◆ **The problem**:
Using the listing below, report all lines holding the word "type".

Records that describe figures
• • • • •
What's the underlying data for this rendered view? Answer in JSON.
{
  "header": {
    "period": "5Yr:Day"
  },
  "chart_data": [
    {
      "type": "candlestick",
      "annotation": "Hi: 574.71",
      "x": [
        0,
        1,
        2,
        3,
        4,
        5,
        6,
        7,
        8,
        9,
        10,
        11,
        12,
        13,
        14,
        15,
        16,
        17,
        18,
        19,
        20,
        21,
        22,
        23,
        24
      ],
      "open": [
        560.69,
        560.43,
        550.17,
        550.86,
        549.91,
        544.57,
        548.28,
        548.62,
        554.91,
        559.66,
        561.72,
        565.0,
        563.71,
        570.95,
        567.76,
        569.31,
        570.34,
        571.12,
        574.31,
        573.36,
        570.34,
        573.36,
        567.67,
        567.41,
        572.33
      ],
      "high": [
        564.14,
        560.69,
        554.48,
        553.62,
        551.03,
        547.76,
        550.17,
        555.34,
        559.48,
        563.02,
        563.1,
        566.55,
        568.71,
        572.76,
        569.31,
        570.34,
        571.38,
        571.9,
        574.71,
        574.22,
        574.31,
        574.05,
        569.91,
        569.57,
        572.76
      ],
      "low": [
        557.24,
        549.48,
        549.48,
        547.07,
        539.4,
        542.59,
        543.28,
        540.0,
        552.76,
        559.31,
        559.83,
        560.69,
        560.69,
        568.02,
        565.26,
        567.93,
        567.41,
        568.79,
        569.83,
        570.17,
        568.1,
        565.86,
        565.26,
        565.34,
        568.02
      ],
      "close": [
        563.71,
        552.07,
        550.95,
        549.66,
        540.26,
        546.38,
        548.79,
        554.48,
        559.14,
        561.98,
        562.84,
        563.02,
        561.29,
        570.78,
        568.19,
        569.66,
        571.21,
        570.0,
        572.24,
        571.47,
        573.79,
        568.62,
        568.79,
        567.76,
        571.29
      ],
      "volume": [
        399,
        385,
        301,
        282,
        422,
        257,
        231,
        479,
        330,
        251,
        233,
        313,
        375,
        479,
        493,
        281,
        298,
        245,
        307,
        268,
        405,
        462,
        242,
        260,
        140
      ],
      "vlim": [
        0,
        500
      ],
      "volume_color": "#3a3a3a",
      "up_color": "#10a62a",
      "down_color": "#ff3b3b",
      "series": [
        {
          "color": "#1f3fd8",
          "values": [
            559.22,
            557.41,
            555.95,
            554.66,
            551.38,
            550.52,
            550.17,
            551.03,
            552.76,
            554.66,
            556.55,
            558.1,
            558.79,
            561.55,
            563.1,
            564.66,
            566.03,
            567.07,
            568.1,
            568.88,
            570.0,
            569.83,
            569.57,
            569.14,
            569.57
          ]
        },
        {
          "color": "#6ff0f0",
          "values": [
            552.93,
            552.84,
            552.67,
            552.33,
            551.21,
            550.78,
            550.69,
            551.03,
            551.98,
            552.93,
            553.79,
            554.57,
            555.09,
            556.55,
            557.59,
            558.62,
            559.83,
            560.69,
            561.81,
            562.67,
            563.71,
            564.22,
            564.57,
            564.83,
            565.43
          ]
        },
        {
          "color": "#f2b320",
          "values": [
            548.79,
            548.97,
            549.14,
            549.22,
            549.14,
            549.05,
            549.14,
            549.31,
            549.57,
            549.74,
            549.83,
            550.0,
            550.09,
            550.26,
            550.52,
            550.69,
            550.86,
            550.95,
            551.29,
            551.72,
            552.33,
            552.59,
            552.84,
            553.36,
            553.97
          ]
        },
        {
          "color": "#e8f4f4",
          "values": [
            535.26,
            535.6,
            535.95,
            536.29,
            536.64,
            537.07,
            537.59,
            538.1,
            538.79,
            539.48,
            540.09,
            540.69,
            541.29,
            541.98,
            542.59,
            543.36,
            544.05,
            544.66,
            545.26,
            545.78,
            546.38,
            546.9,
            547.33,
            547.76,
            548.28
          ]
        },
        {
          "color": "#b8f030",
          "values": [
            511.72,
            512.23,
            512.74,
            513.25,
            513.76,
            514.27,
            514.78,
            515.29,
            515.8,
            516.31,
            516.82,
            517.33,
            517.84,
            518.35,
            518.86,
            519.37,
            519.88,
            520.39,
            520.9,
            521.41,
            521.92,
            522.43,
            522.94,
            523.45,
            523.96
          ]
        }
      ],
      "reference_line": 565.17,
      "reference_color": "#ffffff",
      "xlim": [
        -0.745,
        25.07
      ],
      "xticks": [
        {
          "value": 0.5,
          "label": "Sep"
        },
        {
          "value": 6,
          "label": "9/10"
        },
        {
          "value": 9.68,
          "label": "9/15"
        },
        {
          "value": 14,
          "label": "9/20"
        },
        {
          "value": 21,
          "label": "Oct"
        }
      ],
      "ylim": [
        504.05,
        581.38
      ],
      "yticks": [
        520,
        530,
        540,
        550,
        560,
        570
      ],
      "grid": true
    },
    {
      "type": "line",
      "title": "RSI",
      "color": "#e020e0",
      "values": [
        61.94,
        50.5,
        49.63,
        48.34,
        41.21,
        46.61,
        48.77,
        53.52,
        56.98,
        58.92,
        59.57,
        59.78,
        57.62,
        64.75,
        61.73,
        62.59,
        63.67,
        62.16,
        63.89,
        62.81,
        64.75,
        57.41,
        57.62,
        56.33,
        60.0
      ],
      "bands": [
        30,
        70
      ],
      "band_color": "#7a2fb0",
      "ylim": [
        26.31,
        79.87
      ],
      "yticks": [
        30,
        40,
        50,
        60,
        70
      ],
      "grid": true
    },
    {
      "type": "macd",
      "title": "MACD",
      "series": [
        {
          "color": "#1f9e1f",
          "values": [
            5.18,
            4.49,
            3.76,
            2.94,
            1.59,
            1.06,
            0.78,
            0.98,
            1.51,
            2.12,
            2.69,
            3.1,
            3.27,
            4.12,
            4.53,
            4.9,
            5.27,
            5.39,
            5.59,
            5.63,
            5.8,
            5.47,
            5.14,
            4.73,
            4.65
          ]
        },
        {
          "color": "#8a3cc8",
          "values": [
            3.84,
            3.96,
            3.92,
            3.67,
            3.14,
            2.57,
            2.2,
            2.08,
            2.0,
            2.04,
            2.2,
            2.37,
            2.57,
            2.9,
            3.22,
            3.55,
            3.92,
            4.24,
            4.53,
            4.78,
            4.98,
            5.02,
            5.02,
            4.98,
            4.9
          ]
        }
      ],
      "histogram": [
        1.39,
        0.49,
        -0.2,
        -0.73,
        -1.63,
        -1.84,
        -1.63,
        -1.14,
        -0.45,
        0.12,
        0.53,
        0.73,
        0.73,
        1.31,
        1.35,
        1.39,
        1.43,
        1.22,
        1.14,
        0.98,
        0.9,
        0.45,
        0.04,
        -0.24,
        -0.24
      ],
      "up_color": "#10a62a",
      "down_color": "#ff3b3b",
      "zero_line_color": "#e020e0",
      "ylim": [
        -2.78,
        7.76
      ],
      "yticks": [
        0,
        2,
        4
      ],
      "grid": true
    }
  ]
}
• • • • •
◆ **Solution for this problem**:
      "type": "candlestick",
      "type": "line",
      "type": "macd",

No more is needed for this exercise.